The problem - From the listing below, pull each line that includes "this".

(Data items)

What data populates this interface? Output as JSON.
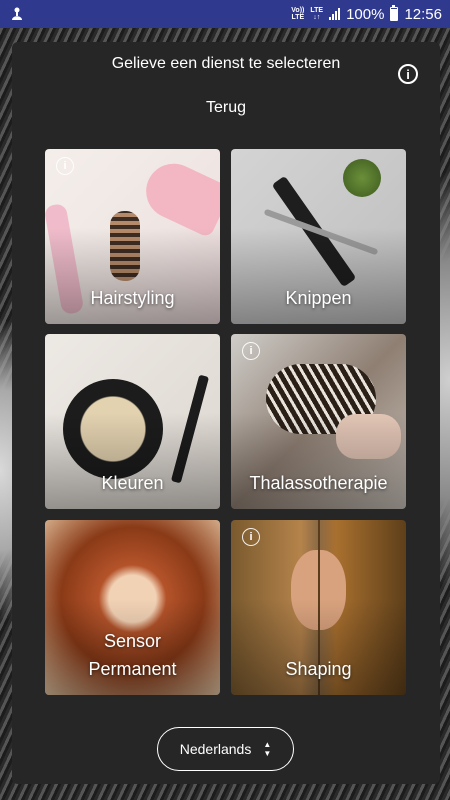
{
  "status": {
    "carrier_top": "Vo))",
    "carrier_bottom": "LTE",
    "lte": "LTE",
    "battery": "100%",
    "time": "12:56"
  },
  "header": {
    "title": "Gelieve een dienst te selecteren",
    "info_icon": "i",
    "back": "Terug"
  },
  "services": [
    {
      "label": "Hairstyling",
      "info": true
    },
    {
      "label": "Knippen",
      "info": false
    },
    {
      "label": "Kleuren",
      "info": false
    },
    {
      "label": "Thalassotherapie",
      "info": true
    },
    {
      "label_line1": "Sensor",
      "label_line2": "Permanent",
      "info": false
    },
    {
      "label": "Shaping",
      "info": true
    }
  ],
  "language": {
    "selected": "Nederlands",
    "up": "▲",
    "down": "▼"
  },
  "colors": {
    "status_bar": "#2f3a8f",
    "panel": "#262626"
  }
}
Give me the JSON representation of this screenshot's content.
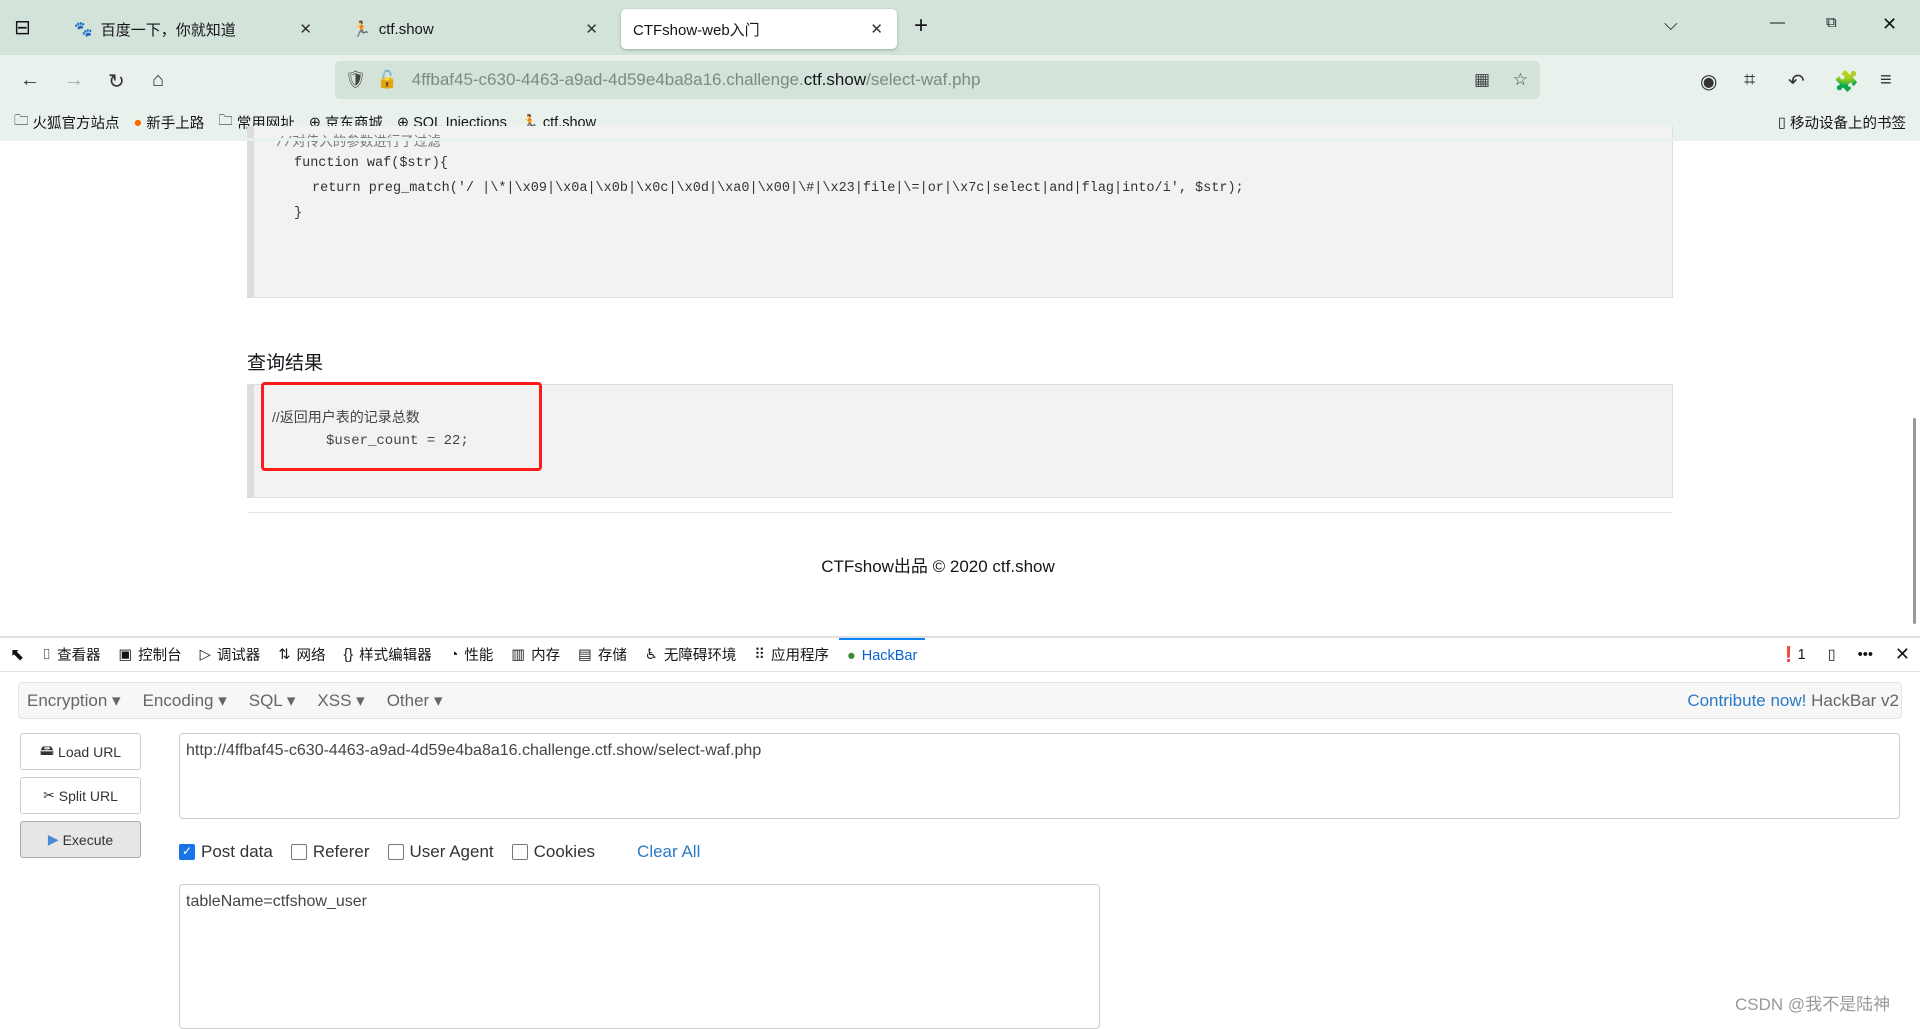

Complete answer -
What data populates this interface? Output as JSON.
Give me the JSON representation of this screenshot's content.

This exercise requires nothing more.